▸ **OBJECTIVE**: Verbatim output of all the material below is required.

───── GIVEN DATA ─────

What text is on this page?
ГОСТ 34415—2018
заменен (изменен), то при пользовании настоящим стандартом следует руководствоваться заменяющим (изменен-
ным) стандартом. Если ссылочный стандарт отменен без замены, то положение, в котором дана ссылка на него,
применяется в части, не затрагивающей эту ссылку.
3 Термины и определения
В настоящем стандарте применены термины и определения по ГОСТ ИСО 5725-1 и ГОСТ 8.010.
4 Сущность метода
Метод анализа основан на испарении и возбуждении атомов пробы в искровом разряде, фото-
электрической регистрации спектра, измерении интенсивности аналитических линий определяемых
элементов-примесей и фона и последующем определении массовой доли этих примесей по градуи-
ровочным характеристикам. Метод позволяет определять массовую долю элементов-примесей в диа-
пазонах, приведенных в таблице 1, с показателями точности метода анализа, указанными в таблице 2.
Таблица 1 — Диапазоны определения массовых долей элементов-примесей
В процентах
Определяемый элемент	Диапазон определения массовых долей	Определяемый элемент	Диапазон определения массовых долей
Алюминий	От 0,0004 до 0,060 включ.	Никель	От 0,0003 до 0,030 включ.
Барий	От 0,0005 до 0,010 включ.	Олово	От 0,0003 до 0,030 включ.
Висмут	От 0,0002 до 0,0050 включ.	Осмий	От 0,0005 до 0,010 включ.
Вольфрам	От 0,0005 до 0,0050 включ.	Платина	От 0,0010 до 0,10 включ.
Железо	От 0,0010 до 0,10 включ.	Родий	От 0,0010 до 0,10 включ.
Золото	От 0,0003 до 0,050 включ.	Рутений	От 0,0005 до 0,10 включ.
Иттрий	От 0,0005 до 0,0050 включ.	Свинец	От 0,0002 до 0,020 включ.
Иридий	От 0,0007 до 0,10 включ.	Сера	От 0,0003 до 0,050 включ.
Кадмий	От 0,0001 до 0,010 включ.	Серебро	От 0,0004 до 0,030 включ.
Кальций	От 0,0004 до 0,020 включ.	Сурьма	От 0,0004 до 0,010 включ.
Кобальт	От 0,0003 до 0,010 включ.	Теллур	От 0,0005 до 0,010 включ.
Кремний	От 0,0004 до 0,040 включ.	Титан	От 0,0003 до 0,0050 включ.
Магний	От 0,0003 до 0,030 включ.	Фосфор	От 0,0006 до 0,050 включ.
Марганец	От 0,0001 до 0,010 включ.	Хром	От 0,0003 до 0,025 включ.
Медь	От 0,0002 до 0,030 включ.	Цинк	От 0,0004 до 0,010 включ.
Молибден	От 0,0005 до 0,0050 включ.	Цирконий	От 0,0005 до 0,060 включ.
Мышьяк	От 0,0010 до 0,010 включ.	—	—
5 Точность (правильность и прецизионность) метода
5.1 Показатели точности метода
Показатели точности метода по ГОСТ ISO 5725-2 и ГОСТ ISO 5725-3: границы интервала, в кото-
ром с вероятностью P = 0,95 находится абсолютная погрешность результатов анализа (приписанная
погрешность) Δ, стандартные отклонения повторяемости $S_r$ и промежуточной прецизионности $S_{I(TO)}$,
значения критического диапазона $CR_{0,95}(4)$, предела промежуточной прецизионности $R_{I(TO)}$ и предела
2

─────

▸ **TASK OUTPUT**:
What text is on this page?
ГОСТ 34415—2018
заменен (изменен), то при пользовании настоящим стандартом следует руководствоваться заменяющим (изменен-
ным) стандартом. Если ссылочный стандарт отменен без замены, то положение, в котором дана ссылка на него,
применяется в части, не затрагивающей эту ссылку.
3 Термины и определения
В настоящем стандарте применены термины и определения по ГОСТ ИСО 5725-1 и ГОСТ 8.010.
4 Сущность метода
Метод анализа основан на испарении и возбуждении атомов пробы в искровом разряде, фото-
электрической регистрации спектра, измерении интенсивности аналитических линий определяемых
элементов-примесей и фона и последующем определении массовой доли этих примесей по градуи-
ровочным характеристикам. Метод позволяет определять массовую долю элементов-примесей в диа-
пазонах, приведенных в таблице 1, с показателями точности метода анализа, указанными в таблице 2.
Таблица 1 — Диапазоны определения массовых долей элементов-примесей
В процентах
Определяемый элемент	Диапазон определения массовых долей	Определяемый элемент	Диапазон определения массовых долей
Алюминий	От 0,0004 до 0,060 включ.	Никель	От 0,0003 до 0,030 включ.
Барий	От 0,0005 до 0,010 включ.	Олово	От 0,0003 до 0,030 включ.
Висмут	От 0,0002 до 0,0050 включ.	Осмий	От 0,0005 до 0,010 включ.
Вольфрам	От 0,0005 до 0,0050 включ.	Платина	От 0,0010 до 0,10 включ.
Железо	От 0,0010 до 0,10 включ.	Родий	От 0,0010 до 0,10 включ.
Золото	От 0,0003 до 0,050 включ.	Рутений	От 0,0005 до 0,10 включ.
Иттрий	От 0,0005 до 0,0050 включ.	Свинец	От 0,0002 до 0,020 включ.
Иридий	От 0,0007 до 0,10 включ.	Сера	От 0,0003 до 0,050 включ.
Кадмий	От 0,0001 до 0,010 включ.	Серебро	От 0,0004 до 0,030 включ.
Кальций	От 0,0004 до 0,020 включ.	Сурьма	От 0,0004 до 0,010 включ.
Кобальт	От 0,0003 до 0,010 включ.	Теллур	От 0,0005 до 0,010 включ.
Кремний	От 0,0004 до 0,040 включ.	Титан	От 0,0003 до 0,0050 включ.
Магний	От 0,0003 до 0,030 включ.	Фосфор	От 0,0006 до 0,050 включ.
Марганец	От 0,0001 до 0,010 включ.	Хром	От 0,0003 до 0,025 включ.
Медь	От 0,0002 до 0,030 включ.	Цинк	От 0,0004 до 0,010 включ.
Молибден	От 0,0005 до 0,0050 включ.	Цирконий	От 0,0005 до 0,060 включ.
Мышьяк	От 0,0010 до 0,010 включ.	—	—
5 Точность (правильность и прецизионность) метода
5.1 Показатели точности метода
Показатели точности метода по ГОСТ ISO 5725-2 и ГОСТ ISO 5725-3: границы интервала, в кото-
ром с вероятностью P = 0,95 находится абсолютная погрешность результатов анализа (приписанная
погрешность) Δ, стандартные отклонения повторяемости $S_r$ и промежуточной прецизионности $S_{I(TO)}$,
значения критического диапазона $CR_{0,95}(4)$, предела промежуточной прецизионности $R_{I(TO)}$ и предела
2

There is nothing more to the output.